Repeat the records word for word, excluding any picture.
= = = =
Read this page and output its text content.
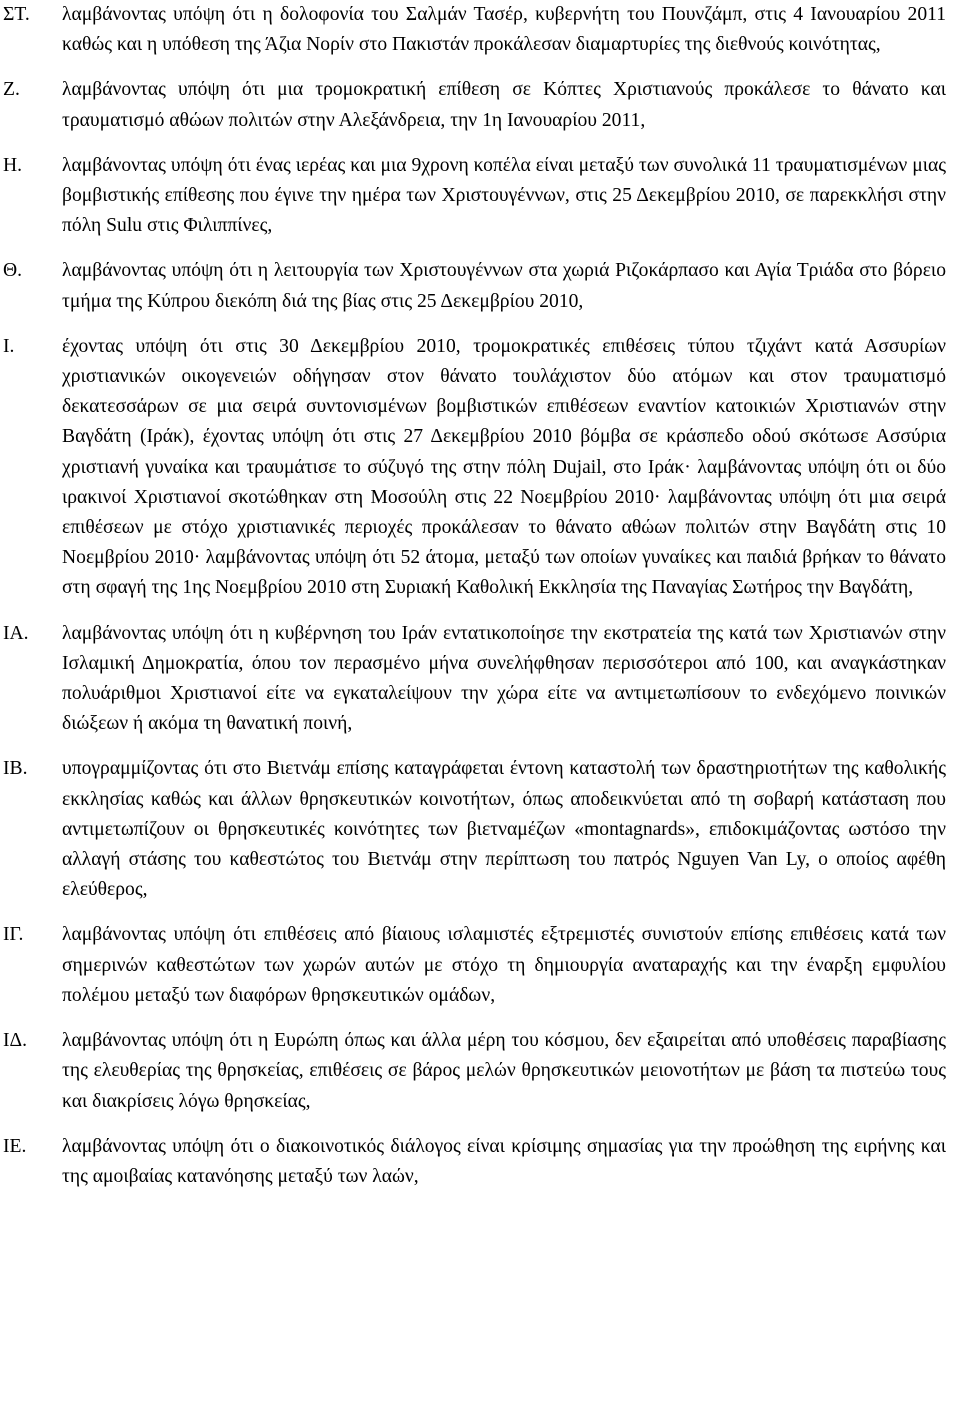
ΣΤ. λαμβάνοντας υπόψη ότι η δολοφονία του Σαλμάν Τασέρ, κυβερνήτη του Πουνζάμπ, στις 4 Ιανουαρίου 2011 καθώς και η υπόθεση της Άζια Νορίν στο Πακιστάν προκάλεσαν διαμαρτυρίες της διεθνούς κοινότητας,
Ζ. λαμβάνοντας υπόψη ότι μια τρομοκρατική επίθεση σε Κόπτες Χριστιανούς προκάλεσε το θάνατο και τραυματισμό αθώων πολιτών στην Αλεξάνδρεια, την 1η Ιανουαρίου 2011,
Η. λαμβάνοντας υπόψη ότι ένας ιερέας και μια 9χρονη κοπέλα είναι μεταξύ των συνολικά 11 τραυματισμένων μιας βομβιστικής επίθεσης που έγινε την ημέρα των Χριστουγέννων, στις 25 Δεκεμβρίου 2010, σε παρεκκλήσι στην πόλη Sulu στις Φιλιππίνες,
Θ. λαμβάνοντας υπόψη ότι η λειτουργία των Χριστουγέννων στα χωριά Ριζοκάρπασο και Αγία Τριάδα στο βόρειο τμήμα της Κύπρου διεκόπη διά της βίας στις 25 Δεκεμβρίου 2010,
Ι. έχοντας υπόψη ότι στις 30 Δεκεμβρίου 2010, τρομοκρατικές επιθέσεις τύπου τζιχάντ κατά Ασσυρίων χριστιανικών οικογενειών οδήγησαν στον θάνατο τουλάχιστον δύο ατόμων και στον τραυματισμό δεκατεσσάρων σε μια σειρά συντονισμένων βομβιστικών επιθέσεων εναντίον κατοικιών Χριστιανών στην Βαγδάτη (Ιράκ), έχοντας υπόψη ότι στις 27 Δεκεμβρίου 2010 βόμβα σε κράσπεδο οδού σκότωσε Ασσύρια χριστιανή γυναίκα και τραυμάτισε το σύζυγό της στην πόλη Dujail, στο Ιράκ· λαμβάνοντας υπόψη ότι οι δύο ιρακινοί Χριστιανοί σκοτώθηκαν στη Μοσούλη στις 22 Νοεμβρίου 2010· λαμβάνοντας υπόψη ότι μια σειρά επιθέσεων με στόχο χριστιανικές περιοχές προκάλεσαν το θάνατο αθώων πολιτών στην Βαγδάτη στις 10 Νοεμβρίου 2010· λαμβάνοντας υπόψη ότι 52 άτομα, μεταξύ των οποίων γυναίκες και παιδιά βρήκαν το θάνατο στη σφαγή της 1ης Νοεμβρίου 2010 στη Συριακή Καθολική Εκκλησία της Παναγίας Σωτήρος την Βαγδάτη,
ΙΑ. λαμβάνοντας υπόψη ότι η κυβέρνηση του Ιράν εντατικοποίησε την εκστρατεία της κατά των Χριστιανών στην Ισλαμική Δημοκρατία, όπου τον περασμένο μήνα συνελήφθησαν περισσότεροι από 100, και αναγκάστηκαν πολυάριθμοι Χριστιανοί είτε να εγκαταλείψουν την χώρα είτε να αντιμετωπίσουν το ενδεχόμενο ποινικών διώξεων ή ακόμα τη θανατική ποινή,
ΙΒ. υπογραμμίζοντας ότι στο Βιετνάμ επίσης καταγράφεται έντονη καταστολή των δραστηριοτήτων της καθολικής εκκλησίας καθώς και άλλων θρησκευτικών κοινοτήτων, όπως αποδεικνύεται από τη σοβαρή κατάσταση που αντιμετωπίζουν οι θρησκευτικές κοινότητες των βιετναμέζων «montagnards», επιδοκιμάζοντας ωστόσο την αλλαγή στάσης του καθεστώτος του Βιετνάμ στην περίπτωση του πατρός Nguyen Van Ly, ο οποίος αφέθη ελεύθερος,
ΙΓ. λαμβάνοντας υπόψη ότι επιθέσεις από βίαιους ισλαμιστές εξτρεμιστές συνιστούν επίσης επιθέσεις κατά των σημερινών καθεστώτων των χωρών αυτών με στόχο τη δημιουργία αναταραχής και την έναρξη εμφυλίου πολέμου μεταξύ των διαφόρων θρησκευτικών ομάδων,
ΙΔ. λαμβάνοντας υπόψη ότι η Ευρώπη όπως και άλλα μέρη του κόσμου, δεν εξαιρείται από υποθέσεις παραβίασης της ελευθερίας της θρησκείας, επιθέσεις σε βάρος μελών θρησκευτικών μειονοτήτων με βάση τα πιστεύω τους και διακρίσεις λόγω θρησκείας,
ΙΕ. λαμβάνοντας υπόψη ότι ο διακοινοτικός διάλογος είναι κρίσιμης σημασίας για την προώθηση της ειρήνης και της αμοιβαίας κατανόησης μεταξύ των λαών,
= = = =
Output for this exercise =>
Read this page and output its text content.
ΣΤ. λαμβάνοντας υπόψη ότι η δολοφονία του Σαλμάν Τασέρ, κυβερνήτη του Πουνζάμπ, στις 4 Ιανουαρίου 2011 καθώς και η υπόθεση της Άζια Νορίν στο Πακιστάν προκάλεσαν διαμαρτυρίες της διεθνούς κοινότητας,
Ζ. λαμβάνοντας υπόψη ότι μια τρομοκρατική επίθεση σε Κόπτες Χριστιανούς προκάλεσε το θάνατο και τραυματισμό αθώων πολιτών στην Αλεξάνδρεια, την 1η Ιανουαρίου 2011,
Η. λαμβάνοντας υπόψη ότι ένας ιερέας και μια 9χρονη κοπέλα είναι μεταξύ των συνολικά 11 τραυματισμένων μιας βομβιστικής επίθεσης που έγινε την ημέρα των Χριστουγέννων, στις 25 Δεκεμβρίου 2010, σε παρεκκλήσι στην πόλη Sulu στις Φιλιππίνες,
Θ. λαμβάνοντας υπόψη ότι η λειτουργία των Χριστουγέννων στα χωριά Ριζοκάρπασο και Αγία Τριάδα στο βόρειο τμήμα της Κύπρου διεκόπη διά της βίας στις 25 Δεκεμβρίου 2010,
Ι. έχοντας υπόψη ότι στις 30 Δεκεμβρίου 2010, τρομοκρατικές επιθέσεις τύπου τζιχάντ κατά Ασσυρίων χριστιανικών οικογενειών οδήγησαν στον θάνατο τουλάχιστον δύο ατόμων και στον τραυματισμό δεκατεσσάρων σε μια σειρά συντονισμένων βομβιστικών επιθέσεων εναντίον κατοικιών Χριστιανών στην Βαγδάτη (Ιράκ), έχοντας υπόψη ότι στις 27 Δεκεμβρίου 2010 βόμβα σε κράσπεδο οδού σκότωσε Ασσύρια χριστιανή γυναίκα και τραυμάτισε το σύζυγό της στην πόλη Dujail, στο Ιράκ· λαμβάνοντας υπόψη ότι οι δύο ιρακινοί Χριστιανοί σκοτώθηκαν στη Μοσούλη στις 22 Νοεμβρίου 2010· λαμβάνοντας υπόψη ότι μια σειρά επιθέσεων με στόχο χριστιανικές περιοχές προκάλεσαν το θάνατο αθώων πολιτών στην Βαγδάτη στις 10 Νοεμβρίου 2010· λαμβάνοντας υπόψη ότι 52 άτομα, μεταξύ των οποίων γυναίκες και παιδιά βρήκαν το θάνατο στη σφαγή της 1ης Νοεμβρίου 2010 στη Συριακή Καθολική Εκκλησία της Παναγίας Σωτήρος την Βαγδάτη,
ΙΑ. λαμβάνοντας υπόψη ότι η κυβέρνηση του Ιράν εντατικοποίησε την εκστρατεία της κατά των Χριστιανών στην Ισλαμική Δημοκρατία, όπου τον περασμένο μήνα συνελήφθησαν περισσότεροι από 100, και αναγκάστηκαν πολυάριθμοι Χριστιανοί είτε να εγκαταλείψουν την χώρα είτε να αντιμετωπίσουν το ενδεχόμενο ποινικών διώξεων ή ακόμα τη θανατική ποινή,
ΙΒ. υπογραμμίζοντας ότι στο Βιετνάμ επίσης καταγράφεται έντονη καταστολή των δραστηριοτήτων της καθολικής εκκλησίας καθώς και άλλων θρησκευτικών κοινοτήτων, όπως αποδεικνύεται από τη σοβαρή κατάσταση που αντιμετωπίζουν οι θρησκευτικές κοινότητες των βιετναμέζων «montagnards», επιδοκιμάζοντας ωστόσο την αλλαγή στάσης του καθεστώτος του Βιετνάμ στην περίπτωση του πατρός Nguyen Van Ly, ο οποίος αφέθη ελεύθερος,
ΙΓ. λαμβάνοντας υπόψη ότι επιθέσεις από βίαιους ισλαμιστές εξτρεμιστές συνιστούν επίσης επιθέσεις κατά των σημερινών καθεστώτων των χωρών αυτών με στόχο τη δημιουργία αναταραχής και την έναρξη εμφυλίου πολέμου μεταξύ των διαφόρων θρησκευτικών ομάδων,
ΙΔ. λαμβάνοντας υπόψη ότι η Ευρώπη όπως και άλλα μέρη του κόσμου, δεν εξαιρείται από υποθέσεις παραβίασης της ελευθερίας της θρησκείας, επιθέσεις σε βάρος μελών θρησκευτικών μειονοτήτων με βάση τα πιστεύω τους και διακρίσεις λόγω θρησκείας,
ΙΕ. λαμβάνοντας υπόψη ότι ο διακοινοτικός διάλογος είναι κρίσιμης σημασίας για την προώθηση της ειρήνης και της αμοιβαίας κατανόησης μεταξύ των λαών,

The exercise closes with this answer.